• Written instruction
Answer with one number: how many lines hold the string "algorithm".

--- Start of Provided records ---

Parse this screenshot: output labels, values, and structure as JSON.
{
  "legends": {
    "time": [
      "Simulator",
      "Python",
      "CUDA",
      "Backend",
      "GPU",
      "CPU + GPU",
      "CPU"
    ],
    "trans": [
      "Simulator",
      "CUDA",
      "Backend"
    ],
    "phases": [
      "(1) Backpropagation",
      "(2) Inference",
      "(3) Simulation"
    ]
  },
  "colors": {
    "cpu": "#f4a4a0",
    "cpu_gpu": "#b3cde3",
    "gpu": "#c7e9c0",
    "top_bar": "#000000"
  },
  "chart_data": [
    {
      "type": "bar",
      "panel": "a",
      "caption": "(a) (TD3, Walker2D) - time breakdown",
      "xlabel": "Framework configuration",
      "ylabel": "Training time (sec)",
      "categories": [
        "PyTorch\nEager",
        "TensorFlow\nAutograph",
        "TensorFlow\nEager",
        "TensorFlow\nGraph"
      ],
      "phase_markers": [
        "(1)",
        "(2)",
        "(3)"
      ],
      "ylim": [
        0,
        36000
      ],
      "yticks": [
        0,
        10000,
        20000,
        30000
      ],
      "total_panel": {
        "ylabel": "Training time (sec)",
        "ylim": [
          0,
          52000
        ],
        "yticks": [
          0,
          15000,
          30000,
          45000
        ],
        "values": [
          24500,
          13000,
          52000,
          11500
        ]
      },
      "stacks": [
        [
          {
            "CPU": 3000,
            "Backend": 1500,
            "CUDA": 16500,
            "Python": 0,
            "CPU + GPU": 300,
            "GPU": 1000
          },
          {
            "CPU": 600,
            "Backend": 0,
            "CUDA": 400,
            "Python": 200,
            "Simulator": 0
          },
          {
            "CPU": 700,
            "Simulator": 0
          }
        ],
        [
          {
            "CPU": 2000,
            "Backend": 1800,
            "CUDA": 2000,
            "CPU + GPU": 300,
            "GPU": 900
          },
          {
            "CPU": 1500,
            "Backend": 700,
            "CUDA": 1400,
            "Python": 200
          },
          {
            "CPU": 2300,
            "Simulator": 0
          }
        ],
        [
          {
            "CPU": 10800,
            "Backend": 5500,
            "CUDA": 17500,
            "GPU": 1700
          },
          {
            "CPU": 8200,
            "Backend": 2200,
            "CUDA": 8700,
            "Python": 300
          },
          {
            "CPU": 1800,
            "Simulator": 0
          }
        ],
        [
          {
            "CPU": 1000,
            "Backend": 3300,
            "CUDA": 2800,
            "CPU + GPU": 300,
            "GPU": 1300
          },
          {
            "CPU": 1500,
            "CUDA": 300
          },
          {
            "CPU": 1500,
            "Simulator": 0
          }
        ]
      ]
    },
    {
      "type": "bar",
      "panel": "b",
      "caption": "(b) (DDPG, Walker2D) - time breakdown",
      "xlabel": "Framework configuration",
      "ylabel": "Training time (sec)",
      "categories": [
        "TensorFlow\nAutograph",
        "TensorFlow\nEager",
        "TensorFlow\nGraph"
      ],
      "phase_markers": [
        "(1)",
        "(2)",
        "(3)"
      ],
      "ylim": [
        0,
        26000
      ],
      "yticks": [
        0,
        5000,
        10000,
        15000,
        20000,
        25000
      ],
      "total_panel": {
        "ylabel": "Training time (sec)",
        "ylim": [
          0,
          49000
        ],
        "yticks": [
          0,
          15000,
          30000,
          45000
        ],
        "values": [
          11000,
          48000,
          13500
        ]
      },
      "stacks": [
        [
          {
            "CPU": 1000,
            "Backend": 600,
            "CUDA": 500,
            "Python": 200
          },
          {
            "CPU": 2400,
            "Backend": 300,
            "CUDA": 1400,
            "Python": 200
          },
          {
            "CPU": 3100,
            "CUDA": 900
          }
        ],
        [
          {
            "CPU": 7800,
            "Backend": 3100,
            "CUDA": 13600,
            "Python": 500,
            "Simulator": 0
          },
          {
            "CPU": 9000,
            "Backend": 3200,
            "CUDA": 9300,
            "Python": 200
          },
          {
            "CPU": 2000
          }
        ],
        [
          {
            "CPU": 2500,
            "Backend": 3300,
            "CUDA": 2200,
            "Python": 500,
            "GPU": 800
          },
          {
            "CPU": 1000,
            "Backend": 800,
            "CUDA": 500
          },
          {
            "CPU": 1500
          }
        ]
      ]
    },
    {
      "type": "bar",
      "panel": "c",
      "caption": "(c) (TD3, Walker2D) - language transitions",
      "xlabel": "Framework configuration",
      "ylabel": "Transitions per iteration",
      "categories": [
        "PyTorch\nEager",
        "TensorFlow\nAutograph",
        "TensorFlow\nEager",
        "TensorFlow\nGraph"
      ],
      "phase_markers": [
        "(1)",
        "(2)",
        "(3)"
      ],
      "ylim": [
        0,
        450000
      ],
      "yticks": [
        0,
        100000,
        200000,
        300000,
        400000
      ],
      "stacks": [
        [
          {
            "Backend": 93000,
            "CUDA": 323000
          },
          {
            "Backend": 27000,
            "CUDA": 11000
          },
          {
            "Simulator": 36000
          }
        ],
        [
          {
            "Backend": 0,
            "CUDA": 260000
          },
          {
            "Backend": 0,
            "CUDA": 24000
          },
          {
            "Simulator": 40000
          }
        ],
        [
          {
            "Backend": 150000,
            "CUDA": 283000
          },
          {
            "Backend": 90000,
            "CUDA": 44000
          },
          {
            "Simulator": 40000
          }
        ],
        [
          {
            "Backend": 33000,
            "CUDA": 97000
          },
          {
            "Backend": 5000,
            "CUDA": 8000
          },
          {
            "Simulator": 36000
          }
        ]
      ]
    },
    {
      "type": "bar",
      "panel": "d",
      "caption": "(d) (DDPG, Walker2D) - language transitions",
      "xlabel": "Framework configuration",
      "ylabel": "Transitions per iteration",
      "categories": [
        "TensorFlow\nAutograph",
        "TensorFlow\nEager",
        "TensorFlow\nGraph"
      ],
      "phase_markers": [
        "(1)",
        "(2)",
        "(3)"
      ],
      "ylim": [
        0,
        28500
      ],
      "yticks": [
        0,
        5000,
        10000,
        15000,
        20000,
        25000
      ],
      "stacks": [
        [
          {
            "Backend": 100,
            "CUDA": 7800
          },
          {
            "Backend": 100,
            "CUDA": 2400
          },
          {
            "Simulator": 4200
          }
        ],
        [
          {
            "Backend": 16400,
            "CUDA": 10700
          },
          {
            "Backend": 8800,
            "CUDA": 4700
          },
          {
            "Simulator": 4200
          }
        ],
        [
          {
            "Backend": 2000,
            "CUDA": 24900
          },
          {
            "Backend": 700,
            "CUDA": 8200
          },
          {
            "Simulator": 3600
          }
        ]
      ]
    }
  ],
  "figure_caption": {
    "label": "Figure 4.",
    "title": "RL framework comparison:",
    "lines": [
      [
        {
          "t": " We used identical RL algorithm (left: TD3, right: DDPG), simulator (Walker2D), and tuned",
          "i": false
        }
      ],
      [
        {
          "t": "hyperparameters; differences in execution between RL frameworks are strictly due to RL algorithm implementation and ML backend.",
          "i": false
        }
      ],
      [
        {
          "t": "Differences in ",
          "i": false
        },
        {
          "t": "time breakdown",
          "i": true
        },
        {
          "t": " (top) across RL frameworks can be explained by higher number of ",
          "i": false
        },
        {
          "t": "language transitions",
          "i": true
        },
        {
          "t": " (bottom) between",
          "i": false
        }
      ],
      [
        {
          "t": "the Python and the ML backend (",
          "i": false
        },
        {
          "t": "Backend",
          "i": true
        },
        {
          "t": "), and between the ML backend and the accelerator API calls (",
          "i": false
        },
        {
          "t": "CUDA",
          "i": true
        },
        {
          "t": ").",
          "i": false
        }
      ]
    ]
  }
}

--- End of Provided records ---
--- Start of Provided records ---

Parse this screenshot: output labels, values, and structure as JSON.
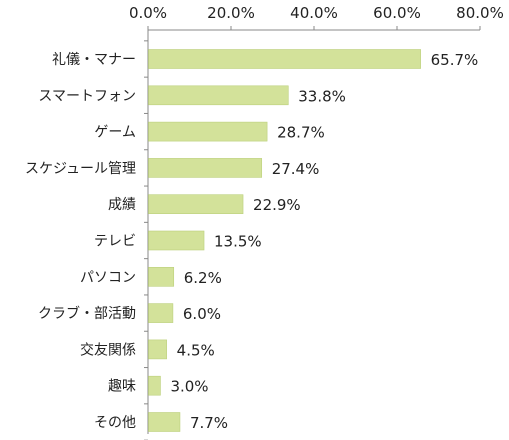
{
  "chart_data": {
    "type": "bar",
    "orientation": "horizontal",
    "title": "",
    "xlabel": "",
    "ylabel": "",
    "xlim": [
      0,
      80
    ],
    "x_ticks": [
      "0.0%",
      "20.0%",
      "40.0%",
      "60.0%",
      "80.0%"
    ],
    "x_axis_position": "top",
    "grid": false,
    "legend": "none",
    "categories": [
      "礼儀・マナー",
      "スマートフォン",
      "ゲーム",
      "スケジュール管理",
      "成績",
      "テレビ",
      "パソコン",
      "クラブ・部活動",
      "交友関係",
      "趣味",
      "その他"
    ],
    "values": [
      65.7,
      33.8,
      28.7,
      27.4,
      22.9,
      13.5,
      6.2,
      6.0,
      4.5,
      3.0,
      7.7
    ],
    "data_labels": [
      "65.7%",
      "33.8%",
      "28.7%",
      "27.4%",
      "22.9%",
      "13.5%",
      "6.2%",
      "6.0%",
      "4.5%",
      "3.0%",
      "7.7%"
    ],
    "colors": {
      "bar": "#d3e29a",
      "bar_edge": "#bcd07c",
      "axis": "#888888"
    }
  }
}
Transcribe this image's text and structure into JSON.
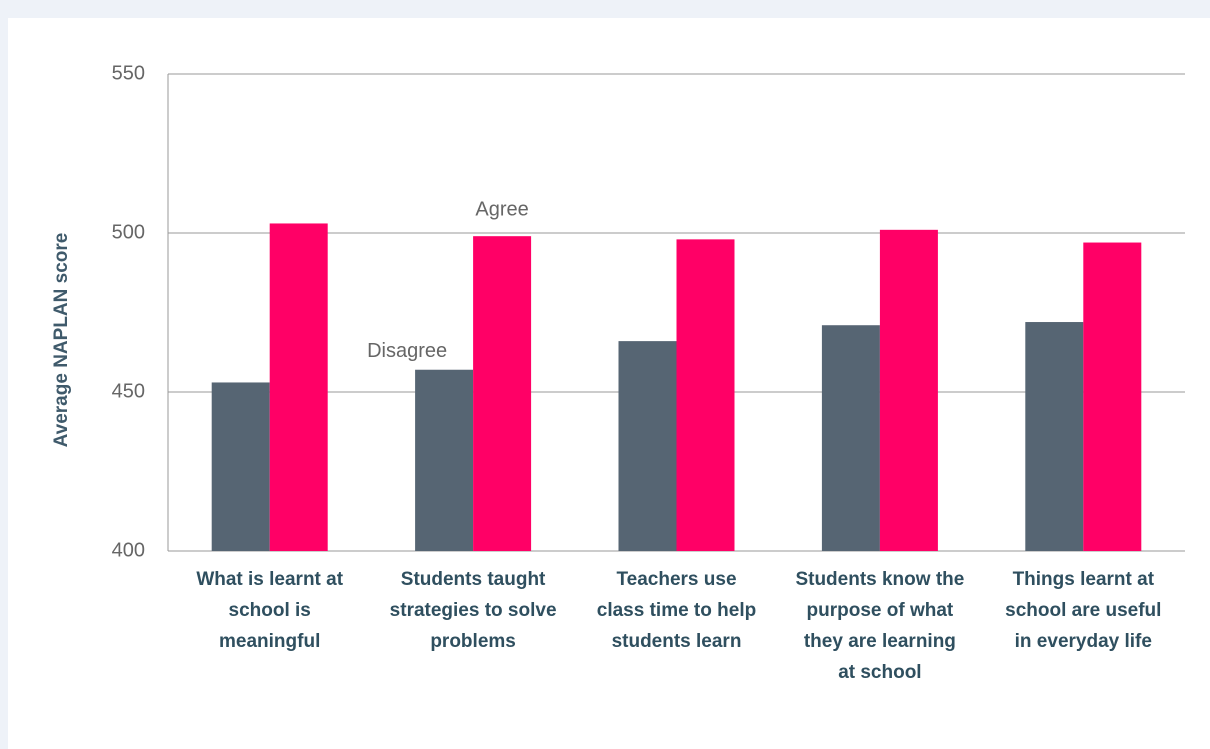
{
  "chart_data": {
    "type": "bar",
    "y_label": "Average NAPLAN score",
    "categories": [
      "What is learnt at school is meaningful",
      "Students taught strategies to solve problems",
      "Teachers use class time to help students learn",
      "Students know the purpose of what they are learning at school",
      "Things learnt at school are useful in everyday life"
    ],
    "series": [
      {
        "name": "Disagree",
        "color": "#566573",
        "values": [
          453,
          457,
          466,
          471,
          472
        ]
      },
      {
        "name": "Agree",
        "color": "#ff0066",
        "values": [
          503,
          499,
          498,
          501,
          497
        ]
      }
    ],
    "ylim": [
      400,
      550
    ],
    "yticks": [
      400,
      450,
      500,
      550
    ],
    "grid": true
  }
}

--- End of Provided records ---

• Solution
2